- [Opdracht]:
Typ de tekst over het oordeel van de voorzieningenrechter volledig en woord voor woord over.

11. De voorzieningenrechter is van oordeel dat de ouders door deze gang van zaken klem zijn komen te zitten. Zij vindt het aannemelijk dat het de ouders van [naam 1] tijdens de zitting pas voor het eerst duidelijk is geworden dat zij een nieuwe aanvraag moeten indienen voor het schooljaar 2021/2022. Zij moeten hiervoor ook nog allerlei gegevens aanleveren. In de tussentijd zit [naam 1], een 7-jarig, kwetsbaar jongetje, thuis omdat zijn ouders op dit moment geen mogelijkheden zien om hem naar school te brengen en op te halen, iets wat de voorzieningenrechter op het eerste gezicht niet onaannemelijk voorkomt. De voorzieningenrechter vindt dit een onwenselijke situatie. Zij ziet daarom aanleiding om ambtshalve (uit zichzelf) een voorlopige voorziening te treffen [4] . Omdat het een voorlopige voorziening is die ambtshalve wordt getroffen, kan de voorzieningenrechter in dat geval wél een voorziening treffen die ziet op een toekomstige periode.
Opdracht aan partijen
12. De voorzieningenrechter stelt voorop dat de ouders in eerste instantie zelf verantwoordelijk zijn voor het schoolbezoek van hun zoon [5] . Zij moeten dus hun best doen om zelf een oplossing te vinden en, als dat niet lukt, om dat met bewijsstukken de onderbouwen.

- [Vastgelegde gegevens]:
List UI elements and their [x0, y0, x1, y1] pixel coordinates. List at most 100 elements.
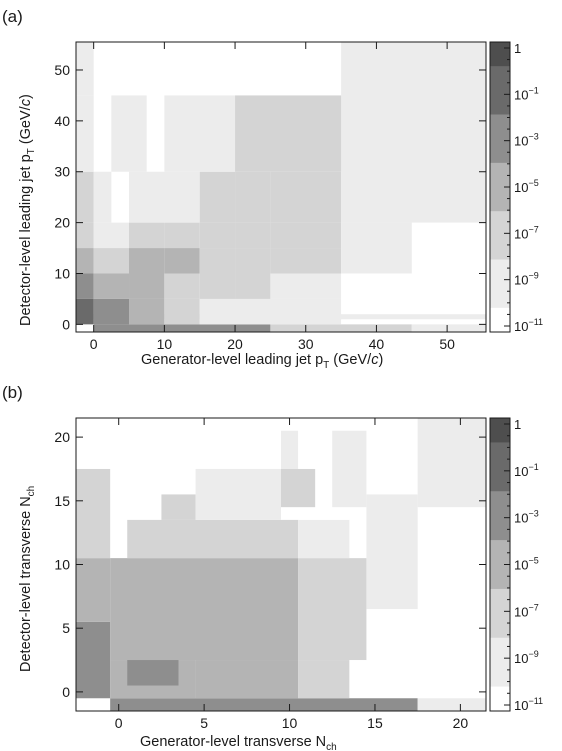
- heatmap-cell: [76, 468, 111, 559]
- heatmap-cell: [195, 660, 299, 699]
- heatmap-cell: [164, 222, 200, 249]
- heatmap-cell: [129, 171, 200, 223]
- heatmap-cell: [93, 273, 130, 299]
- panel-b-label: (b): [2, 383, 23, 402]
- colorbar-segment: [490, 418, 510, 443]
- x-tick-label: 0: [90, 336, 98, 352]
- colorbar-label: 10−9: [514, 649, 539, 666]
- colorbar-segment: [490, 307, 510, 333]
- colorbar-segment: [490, 613, 510, 639]
- panel-b-heatmap: [76, 418, 486, 711]
- heatmap-cell: [127, 609, 281, 635]
- heatmap-cell: [235, 171, 271, 223]
- panel-a-heatmap: [76, 42, 486, 332]
- colorbar-label: 10−3: [514, 509, 539, 526]
- x-tick-label: 30: [298, 336, 314, 352]
- heatmap-cell: [199, 171, 236, 223]
- panel-a: (a) 0 10 20 30 40 50 0 10 20 30 40 50 Generator-le…: [2, 7, 543, 371]
- panel-a-x-axis: 0 10 20 30 40 50: [90, 42, 455, 352]
- heatmap-cell: [76, 42, 94, 96]
- colorbar-segment: [490, 588, 510, 614]
- heatmap-cell: [341, 42, 486, 223]
- colorbar-segment: [490, 211, 510, 236]
- panel-b-x-axis: 0 5 10 15 20: [115, 418, 469, 731]
- x-tick-label: 5: [200, 715, 208, 731]
- colorbar-segment: [490, 540, 510, 565]
- heatmap-cell: [199, 248, 236, 274]
- x-tick-label: 50: [439, 336, 455, 352]
- colorbar-label: 10−5: [514, 178, 539, 195]
- y-tick-label: 5: [62, 620, 70, 636]
- panel-a-colorbar: 1 10−1 10−3 10−5 10−7 10−9 10−11: [489, 41, 543, 334]
- heatmap-cell: [281, 468, 316, 508]
- heatmap-cell: [270, 324, 412, 332]
- heatmap-cell: [332, 430, 367, 508]
- panel-a-y-axis: 0 10 20 30 40 50: [54, 62, 486, 332]
- colorbar-segment: [490, 90, 510, 115]
- heatmap-cell: [281, 430, 299, 469]
- panel-a-label: (a): [2, 7, 23, 26]
- colorbar-segment: [490, 466, 510, 492]
- heatmap-cell: [76, 95, 94, 172]
- heatmap-cell: [129, 248, 165, 274]
- heatmap-cell: [129, 273, 165, 299]
- colorbar-label: 10−5: [514, 556, 539, 573]
- heatmap-cell: [235, 298, 342, 325]
- heatmap-cell: [93, 298, 130, 325]
- heatmap-cell: [76, 558, 111, 622]
- heatmap-cell: [270, 248, 342, 274]
- y-tick-label: 20: [54, 215, 70, 231]
- colorbar-segment: [490, 515, 510, 541]
- heatmap-cell: [235, 273, 271, 299]
- y-tick-label: 0: [62, 316, 70, 332]
- colorbar-label: 1: [514, 41, 521, 56]
- heatmap-cell: [110, 558, 299, 661]
- panel-a-x-title: Generator-level leading jet pT (GeV/c): [141, 352, 383, 371]
- y-tick-label: 30: [54, 164, 70, 180]
- heatmap-cell: [161, 494, 196, 520]
- colorbar-label: 10−1: [514, 462, 539, 479]
- y-tick-label: 20: [54, 429, 70, 445]
- heatmap-cell: [164, 298, 200, 325]
- heatmap-cell: [417, 418, 486, 508]
- colorbar-segment: [490, 637, 510, 663]
- colorbar-label: 10−7: [514, 602, 539, 619]
- heatmap-cell: [411, 324, 486, 332]
- colorbar-label: 10−11: [514, 696, 543, 713]
- x-tick-label: 20: [453, 715, 469, 731]
- colorbar-segment: [490, 66, 510, 91]
- panel-a-frame: [75, 41, 487, 333]
- heatmap-cell: [129, 298, 165, 325]
- heatmap-cell: [235, 95, 342, 172]
- heatmap-cell: [341, 248, 412, 274]
- panel-b-colorbar: 1 10−1 10−3 10−5 10−7 10−9 10−11: [489, 417, 543, 713]
- panel-b: (b) 0 5 10 15 20 0 5 10 15 20 Generator-level tr…: [2, 383, 543, 751]
- y-tick-label: 40: [54, 113, 70, 129]
- heatmap-cell: [417, 698, 486, 711]
- heatmap-cell: [111, 95, 147, 172]
- x-tick-label: 10: [282, 715, 298, 731]
- colorbar-segment: [490, 162, 510, 188]
- colorbar-segment: [490, 491, 510, 517]
- colorbar-label: 1: [514, 417, 521, 432]
- heatmap-cell: [298, 519, 350, 559]
- heatmap-cell: [270, 273, 342, 299]
- heatmap-cell: [76, 298, 94, 325]
- heatmap-cell: [76, 222, 94, 249]
- heatmap-cell: [235, 222, 271, 249]
- heatmap-cell: [341, 222, 412, 249]
- heatmap-cell: [93, 171, 112, 223]
- x-tick-label: 20: [227, 336, 243, 352]
- colorbar-segment: [490, 187, 510, 212]
- panel-a-y-title: Detector-level leading jet pT (GeV/c): [18, 94, 37, 326]
- heatmap-cell: [199, 298, 236, 325]
- heatmap-cell: [195, 468, 281, 520]
- heatmap-cell: [164, 248, 200, 274]
- colorbar-label: 10−11: [514, 317, 543, 334]
- colorbar-label: 10−9: [514, 271, 539, 288]
- x-tick-label: 40: [369, 336, 385, 352]
- colorbar-label: 10−1: [514, 85, 539, 102]
- colorbar-segment: [490, 114, 510, 140]
- heatmap-cell: [164, 273, 200, 299]
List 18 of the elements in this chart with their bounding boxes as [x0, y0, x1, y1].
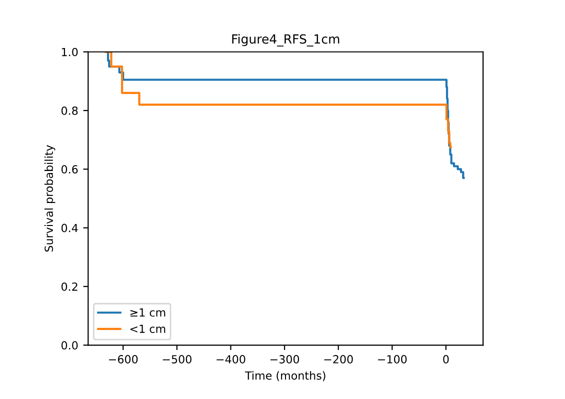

- [Oplossing]:
11. De voorzieningenrechter is van oordeel dat de ouders door deze gang van zaken klem zijn komen te zitten. Zij vindt het aannemelijk dat het de ouders van [naam 1] tijdens de zitting pas voor het eerst duidelijk is geworden dat zij een nieuwe aanvraag moeten indienen voor het schooljaar 2021/2022. Zij moeten hiervoor ook nog allerlei gegevens aanleveren. In de tussentijd zit [naam 1], een 7-jarig, kwetsbaar jongetje, thuis omdat zijn ouders op dit moment geen mogelijkheden zien om hem naar school te brengen en op te halen, iets wat de voorzieningenrechter op het eerste gezicht niet onaannemelijk voorkomt. De voorzieningenrechter vindt dit een onwenselijke situatie. Zij ziet daarom aanleiding om ambtshalve (uit zichzelf) een voorlopige voorziening te treffen [4] . Omdat het een voorlopige voorziening is die ambtshalve wordt getroffen, kan de voorzieningenrechter in dat geval wél een voorziening treffen die ziet op een toekomstige periode.
Opdracht aan partijen
12. De voorzieningenrechter stelt voorop dat de ouders in eerste instantie zelf verantwoordelijk zijn voor het schoolbezoek van hun zoon [5] . Zij moeten dus hun best doen om zelf een oplossing te vinden en, als dat niet lukt, om dat met bewijsstukken de onderbouwen.